**TASK OBJECTIVE:**
Exclude the pictures, then repeat the remaining data exactly.

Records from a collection
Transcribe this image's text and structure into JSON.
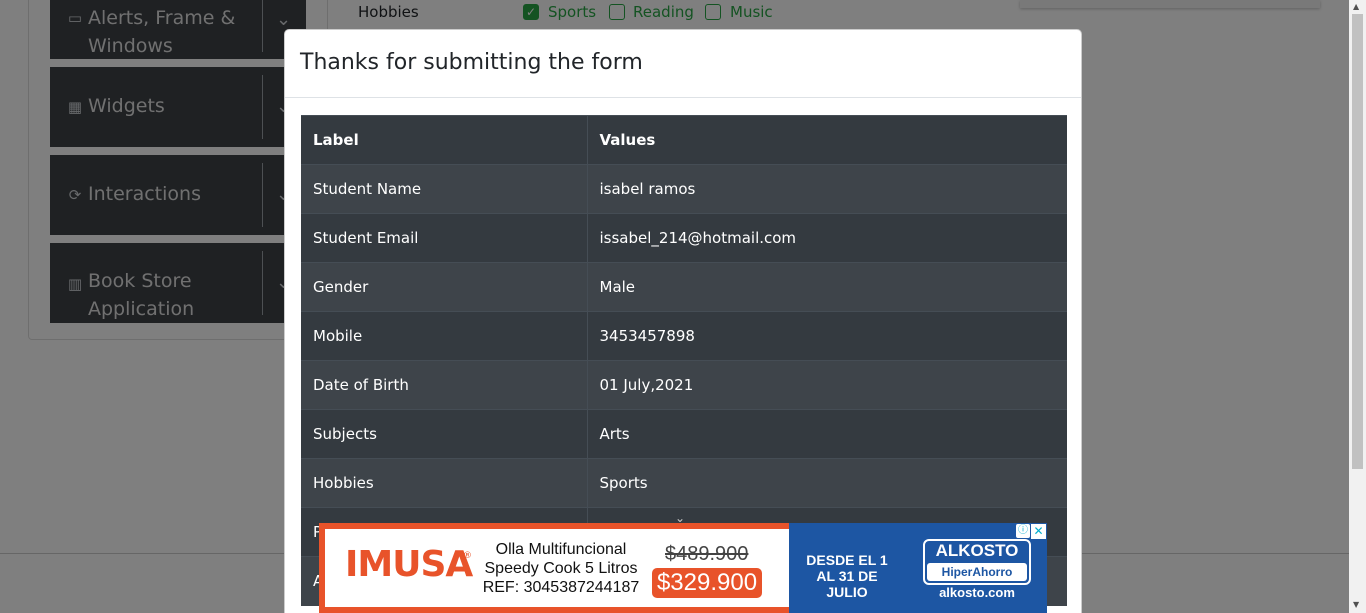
{
  "sidebar": {
    "groups": [
      {
        "label": "Alerts, Frame & Windows",
        "icon": "window-icon"
      },
      {
        "label": "Widgets",
        "icon": "widgets-icon"
      },
      {
        "label": "Interactions",
        "icon": "interactions-icon"
      },
      {
        "label": "Book Store Application",
        "icon": "book-icon"
      }
    ]
  },
  "form_bg": {
    "hobbies_label": "Hobbies",
    "options": [
      {
        "label": "Sports",
        "checked": true
      },
      {
        "label": "Reading",
        "checked": false
      },
      {
        "label": "Music",
        "checked": false
      }
    ]
  },
  "modal": {
    "title": "Thanks for submitting the form",
    "table": {
      "headers": [
        "Label",
        "Values"
      ],
      "rows": [
        [
          "Student Name",
          "isabel ramos"
        ],
        [
          "Student Email",
          "issabel_214@hotmail.com"
        ],
        [
          "Gender",
          "Male"
        ],
        [
          "Mobile",
          "3453457898"
        ],
        [
          "Date of Birth",
          "01 July,2021"
        ],
        [
          "Subjects",
          "Arts"
        ],
        [
          "Hobbies",
          "Sports"
        ],
        [
          "P",
          ""
        ],
        [
          "A",
          ""
        ]
      ]
    }
  },
  "ad": {
    "brand_logo": "IMUSA",
    "reg_mark": "®",
    "product_line1": "Olla Multifuncional",
    "product_line2": "Speedy Cook 5 Litros",
    "product_line3": "REF: 3045387244187",
    "old_price": "$489.900",
    "new_price": "$329.900",
    "date_line1": "DESDE EL 1",
    "date_line2": "AL 31 DE JULIO",
    "store_name": "ALKOSTO",
    "store_sub": "HiperAhorro",
    "store_url": "alkosto.com",
    "info_icon": "info-icon",
    "close_icon": "close-icon"
  },
  "colors": {
    "sidebar_bg": "#3e4247",
    "accent_green": "#28a745",
    "table_dark": "#343a40",
    "table_stripe": "#3e444a",
    "ad_orange": "#e8532a",
    "ad_blue": "#1d56a3"
  }
}
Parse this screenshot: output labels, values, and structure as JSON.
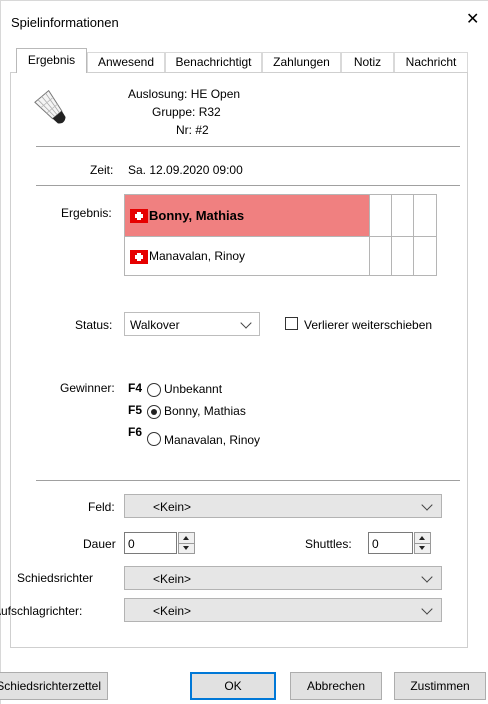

**SOLUTION TO THE PROBLEM:**
Transcribe this image's text and structure into JSON.
{
  "sidebar": {
    "groups": [
      {
        "label": "Alerts, Frame & Windows",
        "icon": "window-icon"
      },
      {
        "label": "Widgets",
        "icon": "widgets-icon"
      },
      {
        "label": "Interactions",
        "icon": "interactions-icon"
      },
      {
        "label": "Book Store Application",
        "icon": "book-icon"
      }
    ]
  },
  "form_bg": {
    "hobbies_label": "Hobbies",
    "options": [
      {
        "label": "Sports",
        "checked": true
      },
      {
        "label": "Reading",
        "checked": false
      },
      {
        "label": "Music",
        "checked": false
      }
    ]
  },
  "modal": {
    "title": "Thanks for submitting the form",
    "table": {
      "headers": [
        "Label",
        "Values"
      ],
      "rows": [
        [
          "Student Name",
          "isabel ramos"
        ],
        [
          "Student Email",
          "issabel_214@hotmail.com"
        ],
        [
          "Gender",
          "Male"
        ],
        [
          "Mobile",
          "3453457898"
        ],
        [
          "Date of Birth",
          "01 July,2021"
        ],
        [
          "Subjects",
          "Arts"
        ],
        [
          "Hobbies",
          "Sports"
        ],
        [
          "P",
          ""
        ],
        [
          "A",
          ""
        ]
      ]
    }
  },
  "ad": {
    "brand_logo": "IMUSA",
    "reg_mark": "®",
    "product_line1": "Olla Multifuncional",
    "product_line2": "Speedy Cook 5 Litros",
    "product_line3": "REF: 3045387244187",
    "old_price": "$489.900",
    "new_price": "$329.900",
    "date_line1": "DESDE EL 1",
    "date_line2": "AL 31 DE JULIO",
    "store_name": "ALKOSTO",
    "store_sub": "HiperAhorro",
    "store_url": "alkosto.com",
    "info_icon": "info-icon",
    "close_icon": "close-icon"
  },
  "colors": {
    "sidebar_bg": "#3e4247",
    "accent_green": "#28a745",
    "table_dark": "#343a40",
    "table_stripe": "#3e444a",
    "ad_orange": "#e8532a",
    "ad_blue": "#1d56a3"
  }
}
Parse this screenshot: output labels, values, and structure as JSON.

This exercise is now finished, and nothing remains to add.